**Data extract**
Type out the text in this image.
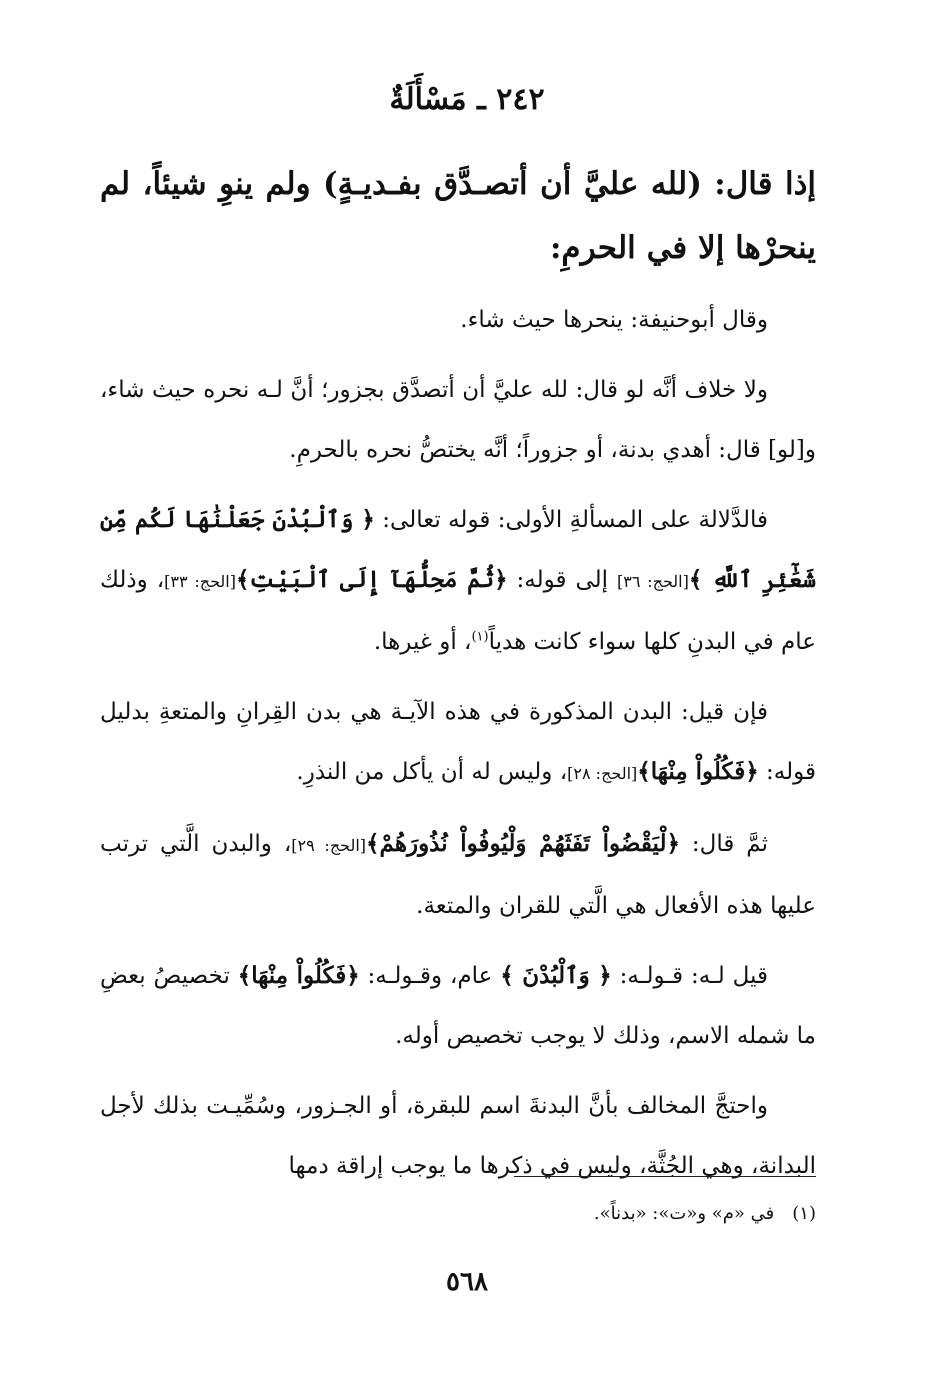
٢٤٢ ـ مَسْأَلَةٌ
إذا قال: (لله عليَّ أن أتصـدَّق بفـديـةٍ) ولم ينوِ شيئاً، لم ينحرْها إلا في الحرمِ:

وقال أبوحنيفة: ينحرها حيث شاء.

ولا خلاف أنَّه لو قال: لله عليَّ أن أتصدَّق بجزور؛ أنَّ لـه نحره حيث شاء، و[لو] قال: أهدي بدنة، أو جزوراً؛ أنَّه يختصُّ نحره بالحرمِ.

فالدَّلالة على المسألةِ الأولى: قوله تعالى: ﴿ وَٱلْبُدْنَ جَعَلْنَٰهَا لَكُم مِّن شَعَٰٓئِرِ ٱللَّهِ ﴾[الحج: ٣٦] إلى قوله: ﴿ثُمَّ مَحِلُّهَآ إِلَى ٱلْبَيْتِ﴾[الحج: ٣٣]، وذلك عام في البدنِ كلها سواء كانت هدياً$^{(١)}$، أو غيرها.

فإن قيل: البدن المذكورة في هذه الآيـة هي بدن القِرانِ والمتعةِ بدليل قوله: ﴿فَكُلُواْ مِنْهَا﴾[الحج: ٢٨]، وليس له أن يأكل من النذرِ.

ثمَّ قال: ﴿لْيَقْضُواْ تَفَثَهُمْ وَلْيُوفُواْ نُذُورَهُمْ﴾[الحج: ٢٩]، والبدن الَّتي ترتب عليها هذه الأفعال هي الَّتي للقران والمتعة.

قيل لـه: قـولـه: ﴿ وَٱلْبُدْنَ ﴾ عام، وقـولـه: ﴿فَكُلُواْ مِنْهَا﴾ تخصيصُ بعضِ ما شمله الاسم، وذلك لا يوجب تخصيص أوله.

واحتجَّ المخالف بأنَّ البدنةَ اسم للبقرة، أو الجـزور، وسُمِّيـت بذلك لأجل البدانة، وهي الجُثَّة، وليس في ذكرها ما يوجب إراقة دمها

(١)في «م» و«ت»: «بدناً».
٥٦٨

**What you have to do**
Look over the listing above. Pick out and copy every line that includes "والمتعة".

**Solved problem**
فإن قيل: البدن المذكورة في هذه الآيـة هي بدن القِرانِ والمتعةِ بدليل قوله: ﴿فَكُلُواْ مِنْهَا﴾[الحج: ٢٨]، وليس له أن يأكل من النذرِ.
ثمَّ قال: ﴿لْيَقْضُواْ تَفَثَهُمْ وَلْيُوفُواْ نُذُورَهُمْ﴾[الحج: ٢٩]، والبدن الَّتي ترتب عليها هذه الأفعال هي الَّتي للقران والمتعة.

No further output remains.